STATED GOAL: The records are to be restated in their entirety, word for word.

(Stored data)
- - -

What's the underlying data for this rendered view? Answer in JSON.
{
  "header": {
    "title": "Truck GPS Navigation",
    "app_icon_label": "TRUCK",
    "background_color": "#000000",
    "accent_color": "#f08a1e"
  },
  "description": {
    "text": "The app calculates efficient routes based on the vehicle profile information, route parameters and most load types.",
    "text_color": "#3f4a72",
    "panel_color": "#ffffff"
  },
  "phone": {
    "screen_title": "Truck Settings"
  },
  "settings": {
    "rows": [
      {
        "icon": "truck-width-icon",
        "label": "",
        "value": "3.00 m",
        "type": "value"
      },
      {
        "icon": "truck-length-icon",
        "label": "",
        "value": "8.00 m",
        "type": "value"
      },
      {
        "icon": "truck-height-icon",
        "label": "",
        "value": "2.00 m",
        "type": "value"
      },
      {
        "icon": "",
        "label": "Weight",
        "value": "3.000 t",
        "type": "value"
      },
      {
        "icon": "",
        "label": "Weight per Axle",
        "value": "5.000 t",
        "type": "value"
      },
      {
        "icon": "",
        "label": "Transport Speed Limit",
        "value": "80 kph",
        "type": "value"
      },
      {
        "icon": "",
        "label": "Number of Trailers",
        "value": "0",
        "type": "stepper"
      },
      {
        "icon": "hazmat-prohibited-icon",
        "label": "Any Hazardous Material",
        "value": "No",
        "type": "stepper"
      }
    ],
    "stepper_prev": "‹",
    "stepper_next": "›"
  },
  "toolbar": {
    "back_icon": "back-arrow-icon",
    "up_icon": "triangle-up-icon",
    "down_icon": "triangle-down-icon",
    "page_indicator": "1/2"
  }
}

- - -

IN RESPONSE:
What's the underlying data for this rendered view? Answer in JSON.
{
  "header": {
    "title": "Truck GPS Navigation",
    "app_icon_label": "TRUCK",
    "background_color": "#000000",
    "accent_color": "#f08a1e"
  },
  "description": {
    "text": "The app calculates efficient routes based on the vehicle profile information, route parameters and most load types.",
    "text_color": "#3f4a72",
    "panel_color": "#ffffff"
  },
  "phone": {
    "screen_title": "Truck Settings"
  },
  "settings": {
    "rows": [
      {
        "icon": "truck-width-icon",
        "label": "",
        "value": "3.00 m",
        "type": "value"
      },
      {
        "icon": "truck-length-icon",
        "label": "",
        "value": "8.00 m",
        "type": "value"
      },
      {
        "icon": "truck-height-icon",
        "label": "",
        "value": "2.00 m",
        "type": "value"
      },
      {
        "icon": "",
        "label": "Weight",
        "value": "3.000 t",
        "type": "value"
      },
      {
        "icon": "",
        "label": "Weight per Axle",
        "value": "5.000 t",
        "type": "value"
      },
      {
        "icon": "",
        "label": "Transport Speed Limit",
        "value": "80 kph",
        "type": "value"
      },
      {
        "icon": "",
        "label": "Number of Trailers",
        "value": "0",
        "type": "stepper"
      },
      {
        "icon": "hazmat-prohibited-icon",
        "label": "Any Hazardous Material",
        "value": "No",
        "type": "stepper"
      }
    ],
    "stepper_prev": "‹",
    "stepper_next": "›"
  },
  "toolbar": {
    "back_icon": "back-arrow-icon",
    "up_icon": "triangle-up-icon",
    "down_icon": "triangle-down-icon",
    "page_indicator": "1/2"
  }
}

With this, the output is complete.